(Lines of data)
════════════════
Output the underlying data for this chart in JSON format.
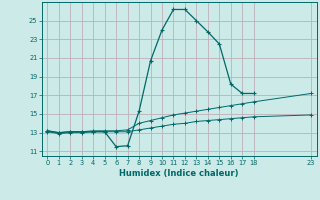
{
  "bg_color": "#cceae8",
  "grid_color": "#c0b0b8",
  "line_color": "#006868",
  "xlabel": "Humidex (Indice chaleur)",
  "xlim": [
    -0.5,
    23.5
  ],
  "ylim": [
    10.5,
    27.0
  ],
  "yticks": [
    11,
    13,
    15,
    17,
    19,
    21,
    23,
    25
  ],
  "xticks": [
    0,
    1,
    2,
    3,
    4,
    5,
    6,
    7,
    8,
    9,
    10,
    11,
    12,
    13,
    14,
    15,
    16,
    17,
    18,
    23
  ],
  "curve1_x": [
    0,
    1,
    2,
    3,
    4,
    5,
    6,
    7,
    8,
    9,
    10,
    11,
    12,
    13,
    14,
    15,
    16,
    17,
    18
  ],
  "curve1_y": [
    13.2,
    13.0,
    13.1,
    13.1,
    13.1,
    13.1,
    11.5,
    11.6,
    15.3,
    20.7,
    24.0,
    26.2,
    26.2,
    25.0,
    23.8,
    22.5,
    18.2,
    17.2,
    17.2
  ],
  "curve2_x": [
    0,
    1,
    2,
    3,
    4,
    5,
    6,
    7,
    8,
    9,
    10,
    11,
    12,
    13,
    14,
    15,
    16,
    17,
    18,
    23
  ],
  "curve2_y": [
    13.2,
    13.0,
    13.1,
    13.1,
    13.2,
    13.2,
    13.2,
    13.3,
    14.0,
    14.3,
    14.6,
    14.9,
    15.1,
    15.3,
    15.5,
    15.7,
    15.9,
    16.1,
    16.3,
    17.2
  ],
  "curve3_x": [
    0,
    1,
    2,
    3,
    4,
    5,
    6,
    7,
    8,
    9,
    10,
    11,
    12,
    13,
    14,
    15,
    16,
    17,
    18,
    23
  ],
  "curve3_y": [
    13.1,
    12.9,
    13.0,
    13.0,
    13.1,
    13.1,
    13.1,
    13.1,
    13.3,
    13.5,
    13.7,
    13.9,
    14.0,
    14.2,
    14.3,
    14.4,
    14.5,
    14.6,
    14.7,
    14.9
  ]
}
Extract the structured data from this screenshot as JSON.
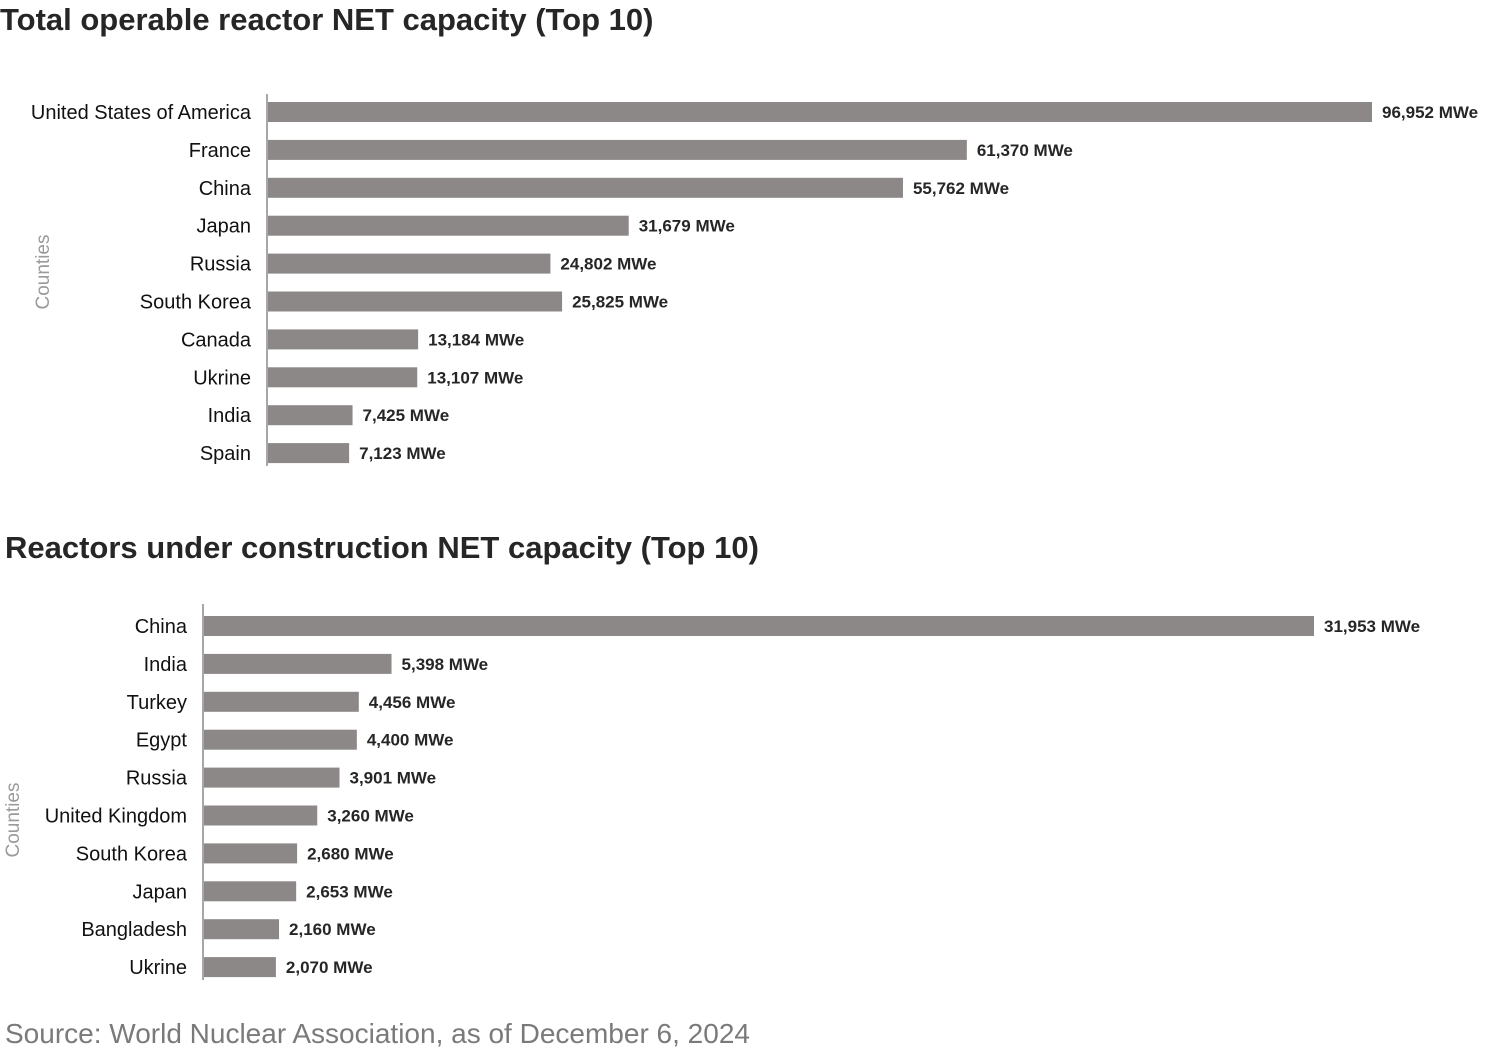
{
  "source": "Source: World Nuclear Association, as of December 6, 2024",
  "chart_data": [
    {
      "type": "bar",
      "orientation": "horizontal",
      "title": "Total operable reactor NET capacity (Top 10)",
      "ylabel": "Counties",
      "xlabel": "",
      "unit": "MWe",
      "grid": false,
      "categories": [
        "United States of America",
        "France",
        "China",
        "Japan",
        "Russia",
        "South Korea",
        "Canada",
        "Ukrine",
        "India",
        "Spain"
      ],
      "values": [
        96952,
        61370,
        55762,
        31679,
        24802,
        25825,
        13184,
        13107,
        7425,
        7123
      ],
      "value_labels": [
        "96,952 MWe",
        "61,370 MWe",
        "55,762 MWe",
        "31,679 MWe",
        "24,802 MWe",
        "25,825 MWe",
        "13,184 MWe",
        "13,107 MWe",
        "7,425 MWe",
        "7,123 MWe"
      ]
    },
    {
      "type": "bar",
      "orientation": "horizontal",
      "title": "Reactors under construction NET capacity (Top 10)",
      "ylabel": "Counties",
      "xlabel": "",
      "unit": "MWe",
      "grid": false,
      "categories": [
        "China",
        "India",
        "Turkey",
        "Egypt",
        "Russia",
        "United Kingdom",
        "South Korea",
        "Japan",
        "Bangladesh",
        "Ukrine"
      ],
      "values": [
        31953,
        5398,
        4456,
        4400,
        3901,
        3260,
        2680,
        2653,
        2160,
        2070
      ],
      "value_labels": [
        "31,953 MWe",
        "5,398 MWe",
        "4,456 MWe",
        "4,400 MWe",
        "3,901 MWe",
        "3,260 MWe",
        "2,680 MWe",
        "2,653 MWe",
        "2,160 MWe",
        "2,070 MWe"
      ]
    }
  ]
}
════════════════
BRIEF
Your copy of the data above should match it exactly, except that pictures are left out.

REPLY TO THE TASK
Output the underlying data for this chart in JSON format.
{
  "bg_color": "#cceae8",
  "grid_color": "#c0b0b8",
  "line_color": "#006868",
  "xlabel": "Humidex (Indice chaleur)",
  "xlim": [
    -0.5,
    23.5
  ],
  "ylim": [
    10.5,
    27.0
  ],
  "yticks": [
    11,
    13,
    15,
    17,
    19,
    21,
    23,
    25
  ],
  "xticks": [
    0,
    1,
    2,
    3,
    4,
    5,
    6,
    7,
    8,
    9,
    10,
    11,
    12,
    13,
    14,
    15,
    16,
    17,
    18,
    23
  ],
  "curve1_x": [
    0,
    1,
    2,
    3,
    4,
    5,
    6,
    7,
    8,
    9,
    10,
    11,
    12,
    13,
    14,
    15,
    16,
    17,
    18
  ],
  "curve1_y": [
    13.2,
    13.0,
    13.1,
    13.1,
    13.1,
    13.1,
    11.5,
    11.6,
    15.3,
    20.7,
    24.0,
    26.2,
    26.2,
    25.0,
    23.8,
    22.5,
    18.2,
    17.2,
    17.2
  ],
  "curve2_x": [
    0,
    1,
    2,
    3,
    4,
    5,
    6,
    7,
    8,
    9,
    10,
    11,
    12,
    13,
    14,
    15,
    16,
    17,
    18,
    23
  ],
  "curve2_y": [
    13.2,
    13.0,
    13.1,
    13.1,
    13.2,
    13.2,
    13.2,
    13.3,
    14.0,
    14.3,
    14.6,
    14.9,
    15.1,
    15.3,
    15.5,
    15.7,
    15.9,
    16.1,
    16.3,
    17.2
  ],
  "curve3_x": [
    0,
    1,
    2,
    3,
    4,
    5,
    6,
    7,
    8,
    9,
    10,
    11,
    12,
    13,
    14,
    15,
    16,
    17,
    18,
    23
  ],
  "curve3_y": [
    13.1,
    12.9,
    13.0,
    13.0,
    13.1,
    13.1,
    13.1,
    13.1,
    13.3,
    13.5,
    13.7,
    13.9,
    14.0,
    14.2,
    14.3,
    14.4,
    14.5,
    14.6,
    14.7,
    14.9
  ]
}
Extract the structured data from this screenshot as JSON.
{
  "source": "Source: World Nuclear Association, as of December 6, 2024",
  "chart_data": [
    {
      "type": "bar",
      "orientation": "horizontal",
      "title": "Total operable reactor NET capacity (Top 10)",
      "ylabel": "Counties",
      "xlabel": "",
      "unit": "MWe",
      "grid": false,
      "categories": [
        "United States of America",
        "France",
        "China",
        "Japan",
        "Russia",
        "South Korea",
        "Canada",
        "Ukrine",
        "India",
        "Spain"
      ],
      "values": [
        96952,
        61370,
        55762,
        31679,
        24802,
        25825,
        13184,
        13107,
        7425,
        7123
      ],
      "value_labels": [
        "96,952 MWe",
        "61,370 MWe",
        "55,762 MWe",
        "31,679 MWe",
        "24,802 MWe",
        "25,825 MWe",
        "13,184 MWe",
        "13,107 MWe",
        "7,425 MWe",
        "7,123 MWe"
      ]
    },
    {
      "type": "bar",
      "orientation": "horizontal",
      "title": "Reactors under construction NET capacity (Top 10)",
      "ylabel": "Counties",
      "xlabel": "",
      "unit": "MWe",
      "grid": false,
      "categories": [
        "China",
        "India",
        "Turkey",
        "Egypt",
        "Russia",
        "United Kingdom",
        "South Korea",
        "Japan",
        "Bangladesh",
        "Ukrine"
      ],
      "values": [
        31953,
        5398,
        4456,
        4400,
        3901,
        3260,
        2680,
        2653,
        2160,
        2070
      ],
      "value_labels": [
        "31,953 MWe",
        "5,398 MWe",
        "4,456 MWe",
        "4,400 MWe",
        "3,901 MWe",
        "3,260 MWe",
        "2,680 MWe",
        "2,653 MWe",
        "2,160 MWe",
        "2,070 MWe"
      ]
    }
  ]
}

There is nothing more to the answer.